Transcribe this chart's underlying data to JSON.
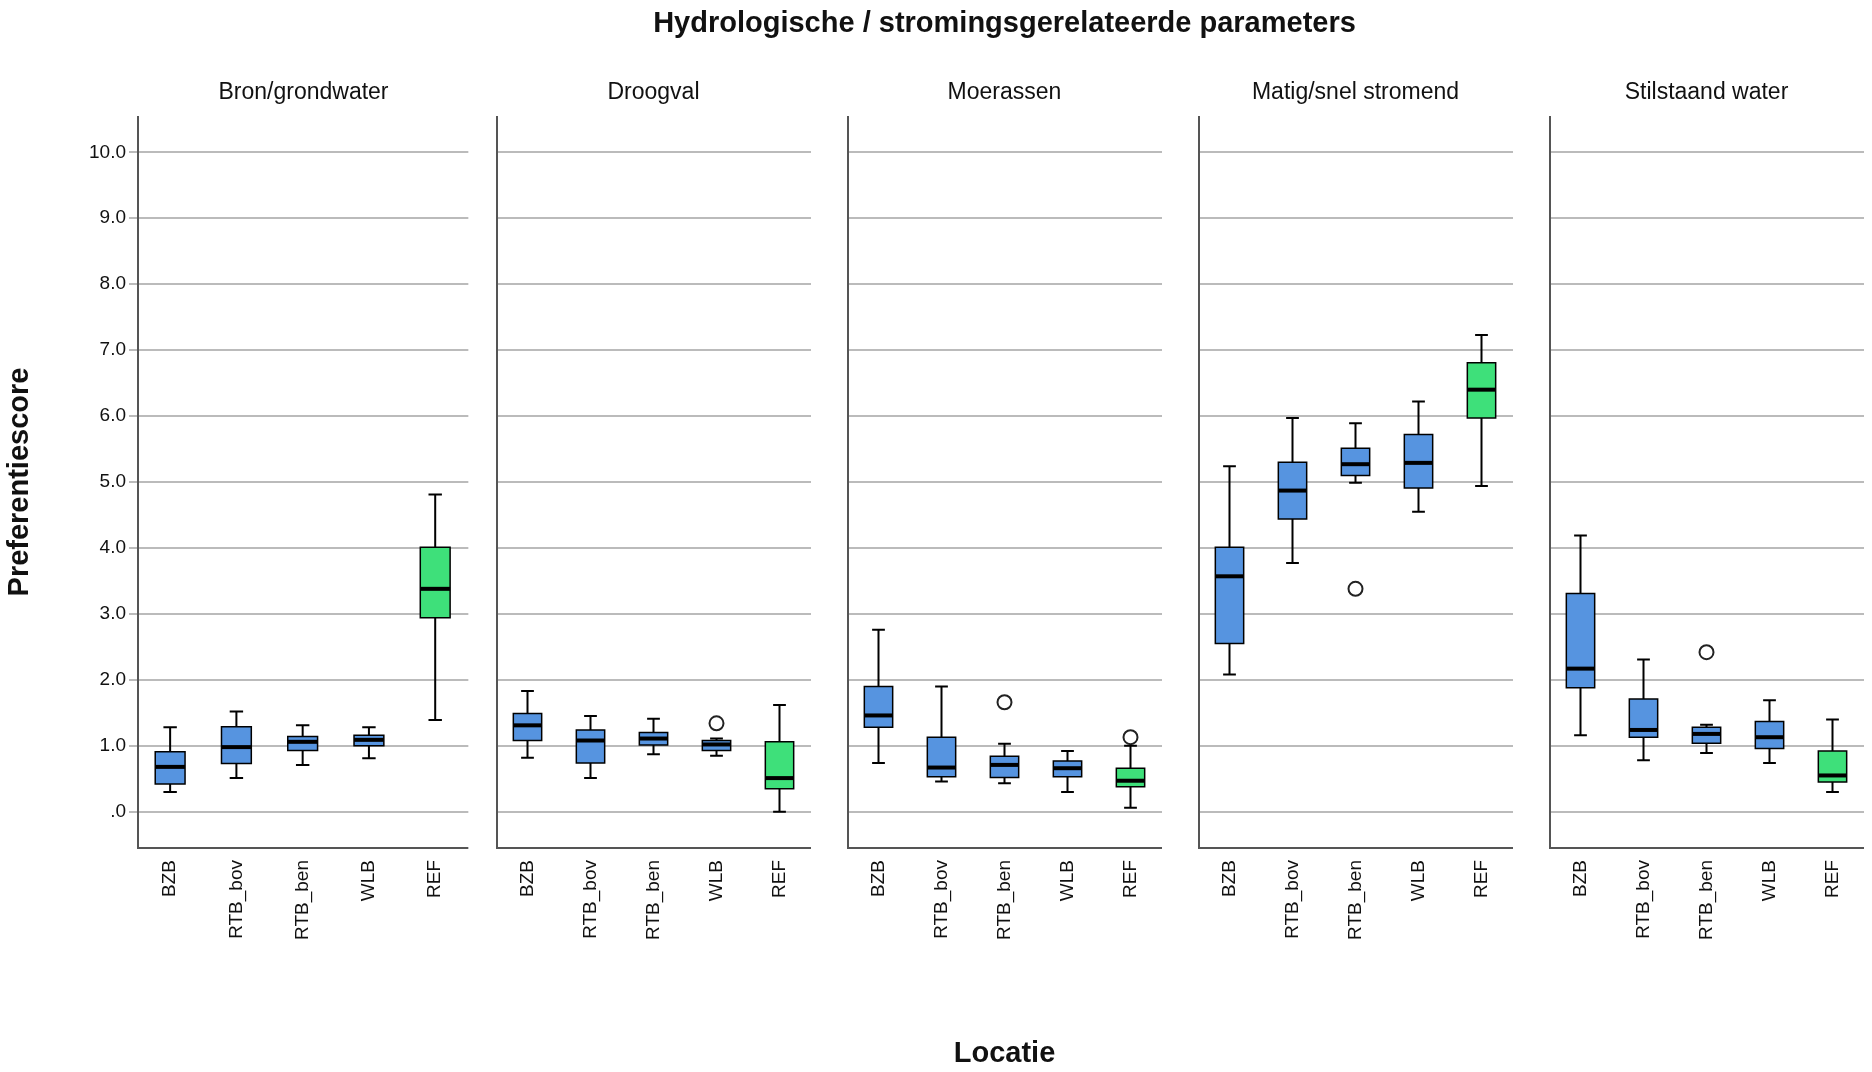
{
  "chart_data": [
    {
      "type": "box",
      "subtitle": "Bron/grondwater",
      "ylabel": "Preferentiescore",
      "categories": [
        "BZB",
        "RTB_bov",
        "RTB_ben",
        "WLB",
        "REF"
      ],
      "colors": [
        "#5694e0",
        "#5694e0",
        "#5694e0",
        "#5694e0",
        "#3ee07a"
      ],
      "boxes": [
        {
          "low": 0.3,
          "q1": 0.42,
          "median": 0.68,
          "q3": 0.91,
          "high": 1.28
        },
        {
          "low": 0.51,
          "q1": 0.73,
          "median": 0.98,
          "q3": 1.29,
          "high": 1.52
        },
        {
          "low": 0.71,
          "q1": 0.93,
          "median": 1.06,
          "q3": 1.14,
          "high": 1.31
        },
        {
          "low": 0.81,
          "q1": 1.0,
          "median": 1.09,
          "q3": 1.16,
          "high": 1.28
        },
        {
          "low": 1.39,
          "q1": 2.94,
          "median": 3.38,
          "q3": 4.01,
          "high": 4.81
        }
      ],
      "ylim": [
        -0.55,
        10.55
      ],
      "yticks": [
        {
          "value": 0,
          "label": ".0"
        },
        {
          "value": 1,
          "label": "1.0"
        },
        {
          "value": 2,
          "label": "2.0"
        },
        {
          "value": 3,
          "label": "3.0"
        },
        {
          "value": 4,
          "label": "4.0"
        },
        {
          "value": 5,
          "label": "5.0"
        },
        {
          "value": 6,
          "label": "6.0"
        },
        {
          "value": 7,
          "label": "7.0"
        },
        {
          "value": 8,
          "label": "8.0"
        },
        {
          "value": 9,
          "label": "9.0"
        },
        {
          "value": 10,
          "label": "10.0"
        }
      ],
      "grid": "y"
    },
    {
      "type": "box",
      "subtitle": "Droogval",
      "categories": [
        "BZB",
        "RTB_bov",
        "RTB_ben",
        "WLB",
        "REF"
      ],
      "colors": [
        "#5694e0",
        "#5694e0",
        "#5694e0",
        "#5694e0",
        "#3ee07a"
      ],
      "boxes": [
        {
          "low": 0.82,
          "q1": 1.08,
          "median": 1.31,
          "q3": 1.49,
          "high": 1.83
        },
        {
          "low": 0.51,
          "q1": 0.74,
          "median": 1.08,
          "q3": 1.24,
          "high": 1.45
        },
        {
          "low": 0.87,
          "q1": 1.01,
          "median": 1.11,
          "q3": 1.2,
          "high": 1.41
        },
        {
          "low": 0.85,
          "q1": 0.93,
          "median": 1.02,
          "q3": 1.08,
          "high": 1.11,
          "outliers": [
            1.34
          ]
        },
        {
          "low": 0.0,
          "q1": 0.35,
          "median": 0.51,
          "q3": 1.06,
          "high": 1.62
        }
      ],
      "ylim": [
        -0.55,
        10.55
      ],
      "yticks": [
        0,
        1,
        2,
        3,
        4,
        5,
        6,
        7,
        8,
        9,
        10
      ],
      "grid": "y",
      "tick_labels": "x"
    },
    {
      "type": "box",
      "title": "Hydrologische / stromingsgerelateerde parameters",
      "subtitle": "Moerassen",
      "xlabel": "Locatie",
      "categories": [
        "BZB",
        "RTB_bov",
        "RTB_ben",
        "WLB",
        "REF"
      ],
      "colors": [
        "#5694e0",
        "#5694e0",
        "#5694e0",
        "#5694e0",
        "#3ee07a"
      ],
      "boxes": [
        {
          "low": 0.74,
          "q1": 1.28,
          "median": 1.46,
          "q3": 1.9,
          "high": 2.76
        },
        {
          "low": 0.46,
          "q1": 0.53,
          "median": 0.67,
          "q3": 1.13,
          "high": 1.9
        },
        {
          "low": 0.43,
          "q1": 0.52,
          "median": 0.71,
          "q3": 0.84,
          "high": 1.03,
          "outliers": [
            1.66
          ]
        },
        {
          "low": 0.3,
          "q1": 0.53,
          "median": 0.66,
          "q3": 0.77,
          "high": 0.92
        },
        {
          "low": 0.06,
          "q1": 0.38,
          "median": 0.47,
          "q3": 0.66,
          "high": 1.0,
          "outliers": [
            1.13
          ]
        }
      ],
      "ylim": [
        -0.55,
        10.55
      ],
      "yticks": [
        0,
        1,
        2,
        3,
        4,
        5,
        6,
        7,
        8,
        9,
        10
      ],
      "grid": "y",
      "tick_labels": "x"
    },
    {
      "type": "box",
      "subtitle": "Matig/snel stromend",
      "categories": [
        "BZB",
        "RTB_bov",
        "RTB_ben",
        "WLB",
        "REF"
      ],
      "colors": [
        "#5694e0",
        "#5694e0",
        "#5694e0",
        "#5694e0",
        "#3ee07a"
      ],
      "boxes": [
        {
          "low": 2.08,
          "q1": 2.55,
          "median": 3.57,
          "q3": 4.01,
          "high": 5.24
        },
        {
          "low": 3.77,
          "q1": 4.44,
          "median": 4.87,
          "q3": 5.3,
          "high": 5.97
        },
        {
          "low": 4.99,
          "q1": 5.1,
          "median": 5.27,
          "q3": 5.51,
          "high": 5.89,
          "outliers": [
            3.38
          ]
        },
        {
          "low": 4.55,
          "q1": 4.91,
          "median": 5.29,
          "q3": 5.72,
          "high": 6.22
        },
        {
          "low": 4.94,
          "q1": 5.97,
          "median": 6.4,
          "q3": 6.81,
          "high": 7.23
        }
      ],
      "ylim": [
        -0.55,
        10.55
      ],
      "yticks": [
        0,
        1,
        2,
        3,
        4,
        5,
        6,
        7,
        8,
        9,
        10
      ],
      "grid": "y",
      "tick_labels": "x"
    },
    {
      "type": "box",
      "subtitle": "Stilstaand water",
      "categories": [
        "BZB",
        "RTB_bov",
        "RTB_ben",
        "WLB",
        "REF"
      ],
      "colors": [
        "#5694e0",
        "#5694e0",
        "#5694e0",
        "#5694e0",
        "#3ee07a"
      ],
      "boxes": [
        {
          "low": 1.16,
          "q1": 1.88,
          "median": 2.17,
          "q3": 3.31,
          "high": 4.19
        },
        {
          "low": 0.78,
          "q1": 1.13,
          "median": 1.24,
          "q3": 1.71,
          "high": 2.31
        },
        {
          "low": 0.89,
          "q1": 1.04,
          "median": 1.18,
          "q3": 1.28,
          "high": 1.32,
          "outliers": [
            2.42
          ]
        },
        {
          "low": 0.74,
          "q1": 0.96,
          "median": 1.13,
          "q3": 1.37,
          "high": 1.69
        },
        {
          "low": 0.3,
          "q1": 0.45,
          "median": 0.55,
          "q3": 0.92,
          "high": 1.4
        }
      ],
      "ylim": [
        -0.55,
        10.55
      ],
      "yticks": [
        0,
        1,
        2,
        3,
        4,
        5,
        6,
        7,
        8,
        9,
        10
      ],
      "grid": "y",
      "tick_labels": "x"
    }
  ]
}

----

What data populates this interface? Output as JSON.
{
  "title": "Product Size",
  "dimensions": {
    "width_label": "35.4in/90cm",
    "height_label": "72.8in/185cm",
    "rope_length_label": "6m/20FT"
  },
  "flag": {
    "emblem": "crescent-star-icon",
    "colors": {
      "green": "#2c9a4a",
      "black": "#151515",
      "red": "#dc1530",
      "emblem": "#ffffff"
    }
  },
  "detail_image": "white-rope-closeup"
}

----

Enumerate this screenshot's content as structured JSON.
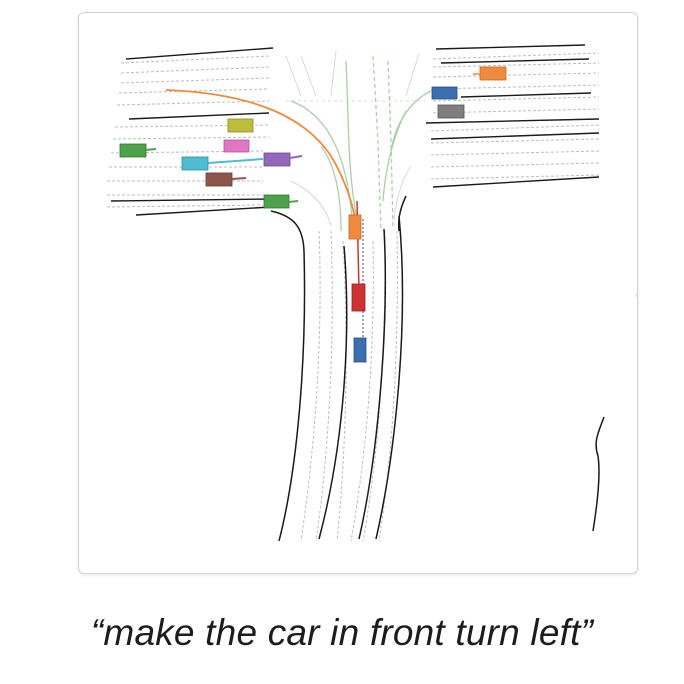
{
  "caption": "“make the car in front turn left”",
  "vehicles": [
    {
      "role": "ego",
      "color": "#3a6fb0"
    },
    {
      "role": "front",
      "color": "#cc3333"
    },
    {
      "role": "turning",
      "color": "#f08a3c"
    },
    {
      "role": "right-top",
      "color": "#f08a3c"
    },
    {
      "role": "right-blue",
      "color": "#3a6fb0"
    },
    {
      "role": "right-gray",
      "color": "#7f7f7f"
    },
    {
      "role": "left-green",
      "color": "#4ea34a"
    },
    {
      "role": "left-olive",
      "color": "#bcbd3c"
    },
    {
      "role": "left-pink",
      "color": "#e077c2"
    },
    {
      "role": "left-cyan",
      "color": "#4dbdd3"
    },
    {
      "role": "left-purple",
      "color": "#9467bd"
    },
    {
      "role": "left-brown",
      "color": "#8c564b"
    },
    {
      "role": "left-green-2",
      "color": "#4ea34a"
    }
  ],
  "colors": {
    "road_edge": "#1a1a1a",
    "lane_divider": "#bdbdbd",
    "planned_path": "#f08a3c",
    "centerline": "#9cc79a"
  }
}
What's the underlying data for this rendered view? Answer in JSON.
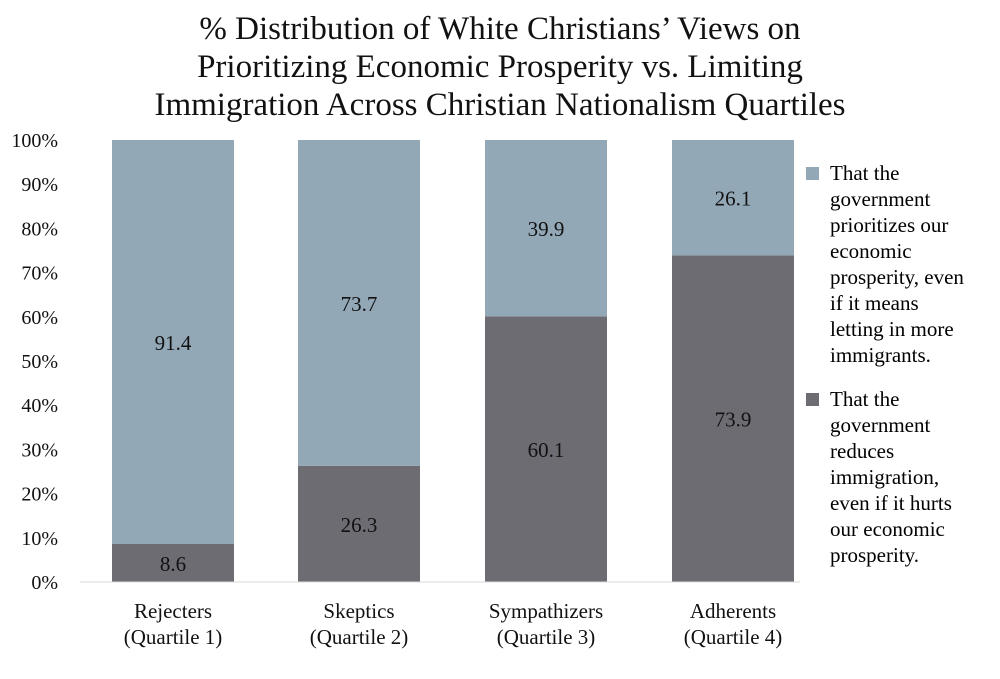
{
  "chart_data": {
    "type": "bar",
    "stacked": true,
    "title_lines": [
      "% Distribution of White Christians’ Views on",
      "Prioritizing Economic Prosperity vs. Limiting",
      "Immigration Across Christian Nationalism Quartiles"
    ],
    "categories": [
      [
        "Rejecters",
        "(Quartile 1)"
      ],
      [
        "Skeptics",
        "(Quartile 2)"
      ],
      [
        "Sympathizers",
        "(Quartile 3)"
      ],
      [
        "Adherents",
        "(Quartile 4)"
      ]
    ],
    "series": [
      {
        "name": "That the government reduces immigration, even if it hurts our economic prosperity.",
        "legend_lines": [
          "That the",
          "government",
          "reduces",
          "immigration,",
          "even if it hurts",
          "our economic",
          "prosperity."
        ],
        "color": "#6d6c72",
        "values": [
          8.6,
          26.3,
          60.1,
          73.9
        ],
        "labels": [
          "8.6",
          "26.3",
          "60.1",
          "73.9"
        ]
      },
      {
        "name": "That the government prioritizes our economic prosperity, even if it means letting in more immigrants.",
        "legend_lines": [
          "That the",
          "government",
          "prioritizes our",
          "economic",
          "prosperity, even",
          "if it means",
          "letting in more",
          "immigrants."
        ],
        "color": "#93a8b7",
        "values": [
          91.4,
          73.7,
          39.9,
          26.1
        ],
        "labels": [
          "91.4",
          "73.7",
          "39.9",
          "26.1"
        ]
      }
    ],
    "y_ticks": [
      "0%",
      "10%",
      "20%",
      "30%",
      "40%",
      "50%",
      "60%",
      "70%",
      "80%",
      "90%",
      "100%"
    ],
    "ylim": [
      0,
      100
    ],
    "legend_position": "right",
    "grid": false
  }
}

----

Objective => Which lines contain the word "subtitle"? Copy each one.

Response below =>
      "subtitle": "Bron/grondwater",
      "subtitle": "Droogval",
      "subtitle": "Moerassen",
      "subtitle": "Matig/snel stromend",
      "subtitle": "Stilstaand water",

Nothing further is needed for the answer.